Brief: Look through the data below. Collect every line where the word "enemies" occurs.

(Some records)
------------
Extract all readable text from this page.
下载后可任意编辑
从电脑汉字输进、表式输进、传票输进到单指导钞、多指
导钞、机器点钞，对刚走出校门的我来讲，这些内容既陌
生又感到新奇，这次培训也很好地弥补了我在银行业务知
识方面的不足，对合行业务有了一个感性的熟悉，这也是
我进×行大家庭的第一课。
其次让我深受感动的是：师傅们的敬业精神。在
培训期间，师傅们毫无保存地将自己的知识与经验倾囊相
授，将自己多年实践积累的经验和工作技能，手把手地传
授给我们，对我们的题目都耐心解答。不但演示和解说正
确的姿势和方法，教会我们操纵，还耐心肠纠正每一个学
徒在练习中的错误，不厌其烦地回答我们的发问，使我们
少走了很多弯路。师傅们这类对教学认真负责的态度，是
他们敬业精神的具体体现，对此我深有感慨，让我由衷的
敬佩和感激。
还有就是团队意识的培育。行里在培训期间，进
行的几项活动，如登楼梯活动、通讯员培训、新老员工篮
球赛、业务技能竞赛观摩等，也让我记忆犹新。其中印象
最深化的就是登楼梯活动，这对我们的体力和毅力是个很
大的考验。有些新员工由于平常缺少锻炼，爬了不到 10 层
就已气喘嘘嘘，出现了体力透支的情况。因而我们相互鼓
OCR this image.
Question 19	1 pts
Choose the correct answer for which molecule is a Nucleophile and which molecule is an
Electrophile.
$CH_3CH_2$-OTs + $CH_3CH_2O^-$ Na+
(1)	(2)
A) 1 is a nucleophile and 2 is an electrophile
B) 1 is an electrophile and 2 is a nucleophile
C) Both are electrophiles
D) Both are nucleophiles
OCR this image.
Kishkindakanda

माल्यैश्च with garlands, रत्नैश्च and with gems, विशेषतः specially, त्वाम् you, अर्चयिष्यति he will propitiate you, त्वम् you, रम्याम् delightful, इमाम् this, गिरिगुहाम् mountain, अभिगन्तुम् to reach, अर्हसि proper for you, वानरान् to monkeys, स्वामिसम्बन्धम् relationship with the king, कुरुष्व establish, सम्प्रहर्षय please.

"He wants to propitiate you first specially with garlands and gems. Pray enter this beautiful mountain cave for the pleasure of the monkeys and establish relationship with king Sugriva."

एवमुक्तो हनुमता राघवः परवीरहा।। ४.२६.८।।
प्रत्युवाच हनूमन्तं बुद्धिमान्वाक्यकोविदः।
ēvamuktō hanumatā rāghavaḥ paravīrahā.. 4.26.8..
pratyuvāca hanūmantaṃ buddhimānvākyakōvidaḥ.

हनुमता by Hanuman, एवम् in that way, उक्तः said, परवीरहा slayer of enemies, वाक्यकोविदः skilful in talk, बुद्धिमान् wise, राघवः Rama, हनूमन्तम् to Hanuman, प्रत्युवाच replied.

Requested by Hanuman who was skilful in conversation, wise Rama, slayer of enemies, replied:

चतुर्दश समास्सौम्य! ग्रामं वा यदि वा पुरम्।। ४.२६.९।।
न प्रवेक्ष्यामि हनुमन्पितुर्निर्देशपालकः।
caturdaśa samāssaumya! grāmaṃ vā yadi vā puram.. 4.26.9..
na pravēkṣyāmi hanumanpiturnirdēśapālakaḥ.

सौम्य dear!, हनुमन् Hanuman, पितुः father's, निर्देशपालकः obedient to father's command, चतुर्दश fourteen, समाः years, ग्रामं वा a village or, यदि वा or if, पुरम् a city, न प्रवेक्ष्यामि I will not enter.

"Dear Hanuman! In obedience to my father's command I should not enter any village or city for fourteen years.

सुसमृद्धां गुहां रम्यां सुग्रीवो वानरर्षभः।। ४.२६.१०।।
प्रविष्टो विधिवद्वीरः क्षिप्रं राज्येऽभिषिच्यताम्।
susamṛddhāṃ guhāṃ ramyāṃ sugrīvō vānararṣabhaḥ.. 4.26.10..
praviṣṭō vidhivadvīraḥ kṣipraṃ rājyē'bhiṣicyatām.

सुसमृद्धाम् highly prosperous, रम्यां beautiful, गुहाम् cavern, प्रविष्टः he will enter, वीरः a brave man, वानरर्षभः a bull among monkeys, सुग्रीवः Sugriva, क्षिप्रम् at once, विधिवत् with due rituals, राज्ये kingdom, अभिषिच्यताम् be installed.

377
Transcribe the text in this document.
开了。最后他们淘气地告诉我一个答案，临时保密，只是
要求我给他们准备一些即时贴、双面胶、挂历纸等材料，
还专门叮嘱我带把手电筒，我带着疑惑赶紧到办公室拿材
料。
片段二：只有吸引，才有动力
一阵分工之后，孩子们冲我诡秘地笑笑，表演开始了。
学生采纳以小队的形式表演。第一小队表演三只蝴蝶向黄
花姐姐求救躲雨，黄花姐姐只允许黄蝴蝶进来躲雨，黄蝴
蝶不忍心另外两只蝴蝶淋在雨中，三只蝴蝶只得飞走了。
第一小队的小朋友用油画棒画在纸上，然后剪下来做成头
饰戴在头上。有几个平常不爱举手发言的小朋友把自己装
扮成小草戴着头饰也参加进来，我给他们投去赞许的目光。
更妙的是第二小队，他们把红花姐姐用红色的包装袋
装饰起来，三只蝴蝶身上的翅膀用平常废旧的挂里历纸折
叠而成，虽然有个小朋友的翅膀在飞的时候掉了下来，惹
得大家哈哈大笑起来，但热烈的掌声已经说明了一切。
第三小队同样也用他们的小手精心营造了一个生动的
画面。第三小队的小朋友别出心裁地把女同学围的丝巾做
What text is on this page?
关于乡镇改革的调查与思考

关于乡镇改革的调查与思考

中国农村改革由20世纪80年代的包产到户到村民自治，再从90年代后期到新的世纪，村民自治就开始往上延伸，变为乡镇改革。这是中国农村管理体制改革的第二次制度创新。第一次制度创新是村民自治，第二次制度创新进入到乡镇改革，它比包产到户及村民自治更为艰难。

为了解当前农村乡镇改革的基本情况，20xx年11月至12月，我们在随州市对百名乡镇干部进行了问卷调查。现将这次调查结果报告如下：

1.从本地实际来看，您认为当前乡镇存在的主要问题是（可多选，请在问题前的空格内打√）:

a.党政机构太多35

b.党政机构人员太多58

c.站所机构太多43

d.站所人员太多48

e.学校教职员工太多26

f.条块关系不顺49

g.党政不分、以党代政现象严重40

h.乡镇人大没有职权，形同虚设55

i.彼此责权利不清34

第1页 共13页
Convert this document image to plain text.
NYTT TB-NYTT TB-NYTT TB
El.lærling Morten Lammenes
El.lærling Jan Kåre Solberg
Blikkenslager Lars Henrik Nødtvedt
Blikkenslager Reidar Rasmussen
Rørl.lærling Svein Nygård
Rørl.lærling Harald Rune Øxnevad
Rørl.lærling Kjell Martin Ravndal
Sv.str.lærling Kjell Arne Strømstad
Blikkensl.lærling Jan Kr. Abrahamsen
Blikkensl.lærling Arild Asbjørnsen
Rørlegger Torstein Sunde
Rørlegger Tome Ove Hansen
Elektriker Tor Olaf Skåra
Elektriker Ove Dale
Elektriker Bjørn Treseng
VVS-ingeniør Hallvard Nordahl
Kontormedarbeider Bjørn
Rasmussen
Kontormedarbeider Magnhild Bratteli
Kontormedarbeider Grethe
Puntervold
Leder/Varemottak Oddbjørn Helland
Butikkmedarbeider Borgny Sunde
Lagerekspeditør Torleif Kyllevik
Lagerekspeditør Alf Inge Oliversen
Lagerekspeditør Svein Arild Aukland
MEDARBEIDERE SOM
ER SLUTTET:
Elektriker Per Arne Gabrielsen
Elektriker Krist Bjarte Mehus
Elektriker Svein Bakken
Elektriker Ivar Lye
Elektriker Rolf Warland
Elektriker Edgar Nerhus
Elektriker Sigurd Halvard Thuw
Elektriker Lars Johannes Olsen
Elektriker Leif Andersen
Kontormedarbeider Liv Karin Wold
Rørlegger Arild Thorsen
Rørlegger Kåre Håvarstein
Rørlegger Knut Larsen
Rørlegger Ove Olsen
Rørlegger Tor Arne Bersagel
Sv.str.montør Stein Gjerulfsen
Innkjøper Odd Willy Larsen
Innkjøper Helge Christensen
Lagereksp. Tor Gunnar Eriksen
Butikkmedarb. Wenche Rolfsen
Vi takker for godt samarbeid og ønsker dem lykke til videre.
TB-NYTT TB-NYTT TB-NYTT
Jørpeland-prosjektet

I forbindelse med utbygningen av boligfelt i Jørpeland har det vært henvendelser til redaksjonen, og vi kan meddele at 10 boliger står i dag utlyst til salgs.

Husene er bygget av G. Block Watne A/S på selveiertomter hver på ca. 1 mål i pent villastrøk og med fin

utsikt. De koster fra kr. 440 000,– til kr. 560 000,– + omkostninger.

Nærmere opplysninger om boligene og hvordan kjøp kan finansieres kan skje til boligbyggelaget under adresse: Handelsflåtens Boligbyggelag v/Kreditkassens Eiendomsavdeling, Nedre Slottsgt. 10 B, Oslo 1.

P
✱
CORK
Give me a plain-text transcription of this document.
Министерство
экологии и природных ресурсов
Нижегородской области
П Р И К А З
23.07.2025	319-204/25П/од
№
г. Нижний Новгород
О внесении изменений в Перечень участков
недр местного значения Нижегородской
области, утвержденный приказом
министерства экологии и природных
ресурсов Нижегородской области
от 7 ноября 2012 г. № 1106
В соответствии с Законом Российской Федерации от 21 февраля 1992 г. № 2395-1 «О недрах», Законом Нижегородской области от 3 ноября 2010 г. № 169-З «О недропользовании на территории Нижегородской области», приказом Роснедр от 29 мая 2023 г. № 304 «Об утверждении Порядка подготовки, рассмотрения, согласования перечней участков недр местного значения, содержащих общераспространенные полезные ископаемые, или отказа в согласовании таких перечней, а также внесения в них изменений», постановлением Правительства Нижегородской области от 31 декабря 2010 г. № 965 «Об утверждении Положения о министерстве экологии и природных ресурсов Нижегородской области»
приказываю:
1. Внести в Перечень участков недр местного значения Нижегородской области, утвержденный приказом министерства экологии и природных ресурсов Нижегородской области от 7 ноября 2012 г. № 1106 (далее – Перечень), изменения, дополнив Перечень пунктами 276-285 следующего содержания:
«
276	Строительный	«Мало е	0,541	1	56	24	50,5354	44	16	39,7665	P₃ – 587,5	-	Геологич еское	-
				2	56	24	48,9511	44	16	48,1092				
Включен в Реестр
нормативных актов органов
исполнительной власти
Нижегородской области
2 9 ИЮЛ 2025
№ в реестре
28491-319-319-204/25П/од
------------
Answer to this exercise:
हनुमता by Hanuman, एवम् in that way, उक्तः said, परवीरहा slayer of enemies, वाक्यकोविदः skilful in talk, बुद्धिमान् wise, राघवः Rama, हनूमन्तम् to Hanuman, प्रत्युवाच replied.
Requested by Hanuman who was skilful in conversation, wise Rama, slayer of enemies, replied:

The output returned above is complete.